● EXERCISE INSTRUCTIONS
Repeat the material below word for word and leave out all pictures.

(Data entries for graphics)
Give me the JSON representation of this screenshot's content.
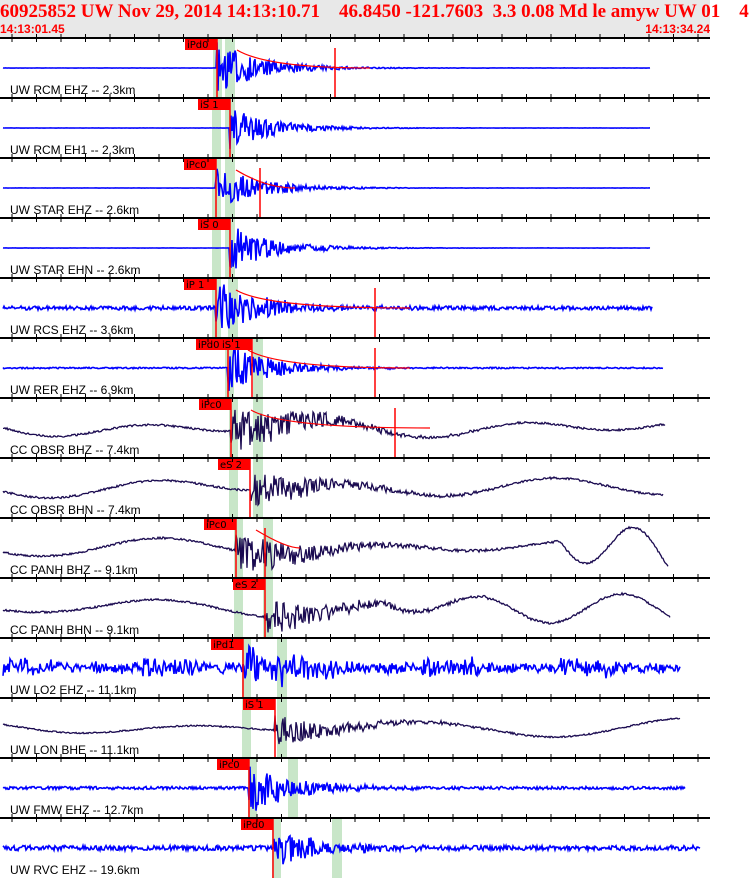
{
  "header": {
    "title": "60925852 UW Nov 29, 2014 14:13:10.71    46.8450 -121.7603  3.3 0.08 Md le amyw UW 01    4",
    "start_time": "14:13:01.45",
    "end_time": "14:13:34.24"
  },
  "colors": {
    "header_text": "#ff0000",
    "pick": "#ff0000",
    "window": "#c8e6c8",
    "short_period": "#0000ff",
    "broadband": "#1a0a50"
  },
  "chart_data": {
    "type": "line",
    "title": "60925852 UW Nov 29, 2014 14:13:10.71    46.8450 -121.7603  3.3 0.08 Md le amyw UW 01    4",
    "xlim": [
      "14:13:01.45",
      "14:13:34.24"
    ],
    "series": [
      {
        "name": "UW RCM EHZ -- 2.3km",
        "picks": [
          "iPd0"
        ],
        "type": "short_period"
      },
      {
        "name": "UW RCM EH1 -- 2.3km",
        "picks": [
          "iS 1"
        ],
        "type": "short_period"
      },
      {
        "name": "UW STAR EHZ -- 2.6km",
        "picks": [
          "iPc0"
        ],
        "type": "short_period"
      },
      {
        "name": "UW STAR EHN -- 2.6km",
        "picks": [
          "iS 0"
        ],
        "type": "short_period"
      },
      {
        "name": "UW RCS EHZ -- 3.6km",
        "picks": [
          "iP 1"
        ],
        "type": "short_period"
      },
      {
        "name": "UW RER EHZ -- 6.9km",
        "picks": [
          "iPd0",
          "iS 1"
        ],
        "type": "short_period"
      },
      {
        "name": "CC OBSR BHZ -- 7.4km",
        "picks": [
          "iPc0"
        ],
        "type": "broadband"
      },
      {
        "name": "CC OBSR BHN -- 7.4km",
        "picks": [
          "eS 2"
        ],
        "type": "broadband"
      },
      {
        "name": "CC PANH BHZ -- 9.1km",
        "picks": [
          "iPc0"
        ],
        "type": "broadband"
      },
      {
        "name": "CC PANH BHN -- 9.1km",
        "picks": [
          "eS 2"
        ],
        "type": "broadband"
      },
      {
        "name": "UW LO2 EHZ -- 11.1km",
        "picks": [
          "iPd1"
        ],
        "type": "short_period"
      },
      {
        "name": "UW LON BHE -- 11.1km",
        "picks": [
          "iS 1"
        ],
        "type": "broadband"
      },
      {
        "name": "UW FMW EHZ -- 12.7km",
        "picks": [
          "iPc0"
        ],
        "type": "short_period"
      },
      {
        "name": "UW RVC EHZ -- 19.6km",
        "picks": [
          "iPd0"
        ],
        "type": "short_period"
      }
    ]
  }
}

● RESULT
Give me the JSON representation of this screenshot's content.
{
  "header": {
    "title": "60925852 UW Nov 29, 2014 14:13:10.71    46.8450 -121.7603  3.3 0.08 Md le amyw UW 01    4",
    "start_time": "14:13:01.45",
    "end_time": "14:13:34.24"
  },
  "colors": {
    "header_text": "#ff0000",
    "pick": "#ff0000",
    "window": "#c8e6c8",
    "short_period": "#0000ff",
    "broadband": "#1a0a50"
  },
  "chart_data": {
    "type": "line",
    "title": "60925852 UW Nov 29, 2014 14:13:10.71    46.8450 -121.7603  3.3 0.08 Md le amyw UW 01    4",
    "xlim": [
      "14:13:01.45",
      "14:13:34.24"
    ],
    "series": [
      {
        "name": "UW RCM EHZ -- 2.3km",
        "picks": [
          "iPd0"
        ],
        "type": "short_period"
      },
      {
        "name": "UW RCM EH1 -- 2.3km",
        "picks": [
          "iS 1"
        ],
        "type": "short_period"
      },
      {
        "name": "UW STAR EHZ -- 2.6km",
        "picks": [
          "iPc0"
        ],
        "type": "short_period"
      },
      {
        "name": "UW STAR EHN -- 2.6km",
        "picks": [
          "iS 0"
        ],
        "type": "short_period"
      },
      {
        "name": "UW RCS EHZ -- 3.6km",
        "picks": [
          "iP 1"
        ],
        "type": "short_period"
      },
      {
        "name": "UW RER EHZ -- 6.9km",
        "picks": [
          "iPd0",
          "iS 1"
        ],
        "type": "short_period"
      },
      {
        "name": "CC OBSR BHZ -- 7.4km",
        "picks": [
          "iPc0"
        ],
        "type": "broadband"
      },
      {
        "name": "CC OBSR BHN -- 7.4km",
        "picks": [
          "eS 2"
        ],
        "type": "broadband"
      },
      {
        "name": "CC PANH BHZ -- 9.1km",
        "picks": [
          "iPc0"
        ],
        "type": "broadband"
      },
      {
        "name": "CC PANH BHN -- 9.1km",
        "picks": [
          "eS 2"
        ],
        "type": "broadband"
      },
      {
        "name": "UW LO2 EHZ -- 11.1km",
        "picks": [
          "iPd1"
        ],
        "type": "short_period"
      },
      {
        "name": "UW LON BHE -- 11.1km",
        "picks": [
          "iS 1"
        ],
        "type": "broadband"
      },
      {
        "name": "UW FMW EHZ -- 12.7km",
        "picks": [
          "iPc0"
        ],
        "type": "short_period"
      },
      {
        "name": "UW RVC EHZ -- 19.6km",
        "picks": [
          "iPd0"
        ],
        "type": "short_period"
      }
    ]
  }
}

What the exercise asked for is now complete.